▶ _Instructions to follow_
Copy all lines holding the word "simulator" from the entries.

-------------------------

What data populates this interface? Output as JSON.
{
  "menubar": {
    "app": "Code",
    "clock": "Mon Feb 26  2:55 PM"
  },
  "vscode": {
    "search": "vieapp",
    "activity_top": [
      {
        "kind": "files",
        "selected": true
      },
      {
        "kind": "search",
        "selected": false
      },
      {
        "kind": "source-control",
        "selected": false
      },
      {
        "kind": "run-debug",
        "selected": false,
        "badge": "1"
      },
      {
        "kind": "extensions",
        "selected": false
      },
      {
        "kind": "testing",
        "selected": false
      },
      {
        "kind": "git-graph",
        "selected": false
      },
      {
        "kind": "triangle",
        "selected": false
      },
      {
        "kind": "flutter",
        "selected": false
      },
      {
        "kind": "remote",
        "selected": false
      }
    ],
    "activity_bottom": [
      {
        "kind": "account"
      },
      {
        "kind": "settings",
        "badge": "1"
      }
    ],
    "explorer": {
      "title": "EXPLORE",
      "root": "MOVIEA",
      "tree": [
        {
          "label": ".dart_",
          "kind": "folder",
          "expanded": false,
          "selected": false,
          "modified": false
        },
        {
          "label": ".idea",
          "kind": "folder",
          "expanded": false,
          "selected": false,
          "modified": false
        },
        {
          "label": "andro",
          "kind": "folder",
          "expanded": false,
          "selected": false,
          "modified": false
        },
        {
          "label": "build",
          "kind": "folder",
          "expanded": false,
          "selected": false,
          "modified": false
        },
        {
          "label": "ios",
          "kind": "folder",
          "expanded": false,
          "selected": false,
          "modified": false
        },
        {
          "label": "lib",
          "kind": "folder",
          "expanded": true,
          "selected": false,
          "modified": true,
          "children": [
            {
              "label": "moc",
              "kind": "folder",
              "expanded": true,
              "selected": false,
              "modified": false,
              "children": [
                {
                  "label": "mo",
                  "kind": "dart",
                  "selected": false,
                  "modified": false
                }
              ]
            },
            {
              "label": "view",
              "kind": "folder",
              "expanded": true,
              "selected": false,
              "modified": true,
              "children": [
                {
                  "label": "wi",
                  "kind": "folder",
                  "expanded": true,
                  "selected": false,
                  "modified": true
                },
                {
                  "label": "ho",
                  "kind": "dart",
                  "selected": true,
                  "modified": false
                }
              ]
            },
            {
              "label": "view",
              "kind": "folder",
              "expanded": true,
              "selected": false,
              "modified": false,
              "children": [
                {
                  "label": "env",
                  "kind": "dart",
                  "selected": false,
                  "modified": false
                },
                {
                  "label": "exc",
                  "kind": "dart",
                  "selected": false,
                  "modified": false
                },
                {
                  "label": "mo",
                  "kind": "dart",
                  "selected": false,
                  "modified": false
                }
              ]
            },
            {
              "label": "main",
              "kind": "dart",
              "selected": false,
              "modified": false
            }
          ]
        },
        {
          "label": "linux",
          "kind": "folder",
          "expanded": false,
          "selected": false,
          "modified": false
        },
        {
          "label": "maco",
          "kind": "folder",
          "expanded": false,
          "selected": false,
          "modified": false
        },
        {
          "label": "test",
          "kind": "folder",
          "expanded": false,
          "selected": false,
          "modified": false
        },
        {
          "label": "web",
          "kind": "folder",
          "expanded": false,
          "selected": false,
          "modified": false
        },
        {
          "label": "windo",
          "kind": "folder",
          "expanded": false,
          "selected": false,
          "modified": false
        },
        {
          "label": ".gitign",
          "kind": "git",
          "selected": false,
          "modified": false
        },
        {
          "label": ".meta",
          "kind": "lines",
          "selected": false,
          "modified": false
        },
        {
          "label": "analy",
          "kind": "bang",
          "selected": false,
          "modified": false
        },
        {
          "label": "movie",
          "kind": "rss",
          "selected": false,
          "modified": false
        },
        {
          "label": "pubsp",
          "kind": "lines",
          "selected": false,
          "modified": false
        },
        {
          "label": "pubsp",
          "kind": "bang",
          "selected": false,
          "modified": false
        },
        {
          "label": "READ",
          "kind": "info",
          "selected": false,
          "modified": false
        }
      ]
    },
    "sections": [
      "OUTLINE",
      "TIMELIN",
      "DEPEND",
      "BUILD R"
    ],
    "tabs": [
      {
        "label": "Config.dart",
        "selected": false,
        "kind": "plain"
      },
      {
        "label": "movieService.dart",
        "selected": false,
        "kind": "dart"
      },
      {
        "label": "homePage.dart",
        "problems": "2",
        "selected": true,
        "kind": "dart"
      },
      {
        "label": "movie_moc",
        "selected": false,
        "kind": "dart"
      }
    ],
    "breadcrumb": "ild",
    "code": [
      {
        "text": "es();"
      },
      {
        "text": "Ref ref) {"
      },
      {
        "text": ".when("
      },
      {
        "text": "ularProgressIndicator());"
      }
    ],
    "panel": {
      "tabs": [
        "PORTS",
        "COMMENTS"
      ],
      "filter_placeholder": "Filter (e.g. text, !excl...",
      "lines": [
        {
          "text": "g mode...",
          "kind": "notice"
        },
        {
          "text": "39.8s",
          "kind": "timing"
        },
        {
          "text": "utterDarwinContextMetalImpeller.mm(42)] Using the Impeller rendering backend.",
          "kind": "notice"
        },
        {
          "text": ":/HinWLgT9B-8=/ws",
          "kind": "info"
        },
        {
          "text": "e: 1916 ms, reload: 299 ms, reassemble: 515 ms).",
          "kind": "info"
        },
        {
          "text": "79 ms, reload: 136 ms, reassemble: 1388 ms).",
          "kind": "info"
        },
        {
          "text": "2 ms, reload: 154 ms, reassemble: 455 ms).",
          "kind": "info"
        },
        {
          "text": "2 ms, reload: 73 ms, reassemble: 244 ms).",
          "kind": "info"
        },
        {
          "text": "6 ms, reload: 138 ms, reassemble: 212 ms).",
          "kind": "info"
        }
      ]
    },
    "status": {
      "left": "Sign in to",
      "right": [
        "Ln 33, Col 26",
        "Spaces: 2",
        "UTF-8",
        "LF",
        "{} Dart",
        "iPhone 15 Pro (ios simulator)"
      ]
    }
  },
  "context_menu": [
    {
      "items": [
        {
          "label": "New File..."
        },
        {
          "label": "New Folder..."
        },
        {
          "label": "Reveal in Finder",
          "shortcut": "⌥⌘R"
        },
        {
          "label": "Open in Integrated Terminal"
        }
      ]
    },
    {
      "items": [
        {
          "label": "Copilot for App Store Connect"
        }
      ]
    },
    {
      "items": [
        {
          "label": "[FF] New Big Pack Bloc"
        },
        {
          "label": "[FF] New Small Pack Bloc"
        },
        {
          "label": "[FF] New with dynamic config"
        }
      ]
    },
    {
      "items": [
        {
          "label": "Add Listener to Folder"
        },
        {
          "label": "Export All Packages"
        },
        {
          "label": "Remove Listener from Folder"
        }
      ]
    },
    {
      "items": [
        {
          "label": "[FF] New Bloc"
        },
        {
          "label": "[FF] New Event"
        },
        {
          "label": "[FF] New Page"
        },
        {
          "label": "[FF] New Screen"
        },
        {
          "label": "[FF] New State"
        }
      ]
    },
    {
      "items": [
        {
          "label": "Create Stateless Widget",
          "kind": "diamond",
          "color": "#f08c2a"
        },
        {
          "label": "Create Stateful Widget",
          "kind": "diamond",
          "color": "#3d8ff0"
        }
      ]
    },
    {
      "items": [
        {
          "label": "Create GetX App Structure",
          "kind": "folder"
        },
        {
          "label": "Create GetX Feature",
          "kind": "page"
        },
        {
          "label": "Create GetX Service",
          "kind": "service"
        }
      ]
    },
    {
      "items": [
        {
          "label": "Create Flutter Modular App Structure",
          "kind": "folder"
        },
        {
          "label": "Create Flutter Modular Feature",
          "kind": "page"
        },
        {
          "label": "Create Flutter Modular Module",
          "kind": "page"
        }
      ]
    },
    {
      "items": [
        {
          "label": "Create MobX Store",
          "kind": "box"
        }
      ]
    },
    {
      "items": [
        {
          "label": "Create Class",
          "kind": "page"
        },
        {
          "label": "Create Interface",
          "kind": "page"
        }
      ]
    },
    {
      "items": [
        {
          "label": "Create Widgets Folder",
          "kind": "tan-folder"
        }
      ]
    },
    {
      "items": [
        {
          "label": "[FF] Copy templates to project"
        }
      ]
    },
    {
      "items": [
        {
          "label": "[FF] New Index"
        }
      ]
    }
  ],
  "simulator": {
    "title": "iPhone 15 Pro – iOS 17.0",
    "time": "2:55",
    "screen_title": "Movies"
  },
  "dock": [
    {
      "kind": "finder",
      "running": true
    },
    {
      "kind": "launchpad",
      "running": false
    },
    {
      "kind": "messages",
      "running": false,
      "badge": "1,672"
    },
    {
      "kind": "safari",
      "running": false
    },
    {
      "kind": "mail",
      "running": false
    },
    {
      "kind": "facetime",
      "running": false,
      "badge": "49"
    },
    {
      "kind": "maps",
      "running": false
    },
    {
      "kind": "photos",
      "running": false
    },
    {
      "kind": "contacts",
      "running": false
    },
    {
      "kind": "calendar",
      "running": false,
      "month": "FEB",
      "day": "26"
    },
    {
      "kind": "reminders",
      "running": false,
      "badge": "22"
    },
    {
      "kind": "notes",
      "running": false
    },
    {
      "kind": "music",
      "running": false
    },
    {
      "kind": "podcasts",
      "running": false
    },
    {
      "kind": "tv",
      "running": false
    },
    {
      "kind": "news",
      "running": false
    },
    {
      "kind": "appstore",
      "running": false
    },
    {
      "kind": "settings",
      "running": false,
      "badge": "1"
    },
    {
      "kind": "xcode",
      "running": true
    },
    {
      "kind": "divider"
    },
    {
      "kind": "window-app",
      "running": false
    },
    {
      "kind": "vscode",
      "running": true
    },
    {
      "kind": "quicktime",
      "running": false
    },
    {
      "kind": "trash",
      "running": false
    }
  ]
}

-------------------------

▶ _Result of this exercise_
        "iPhone 15 Pro (ios simulator)"
  "simulator": {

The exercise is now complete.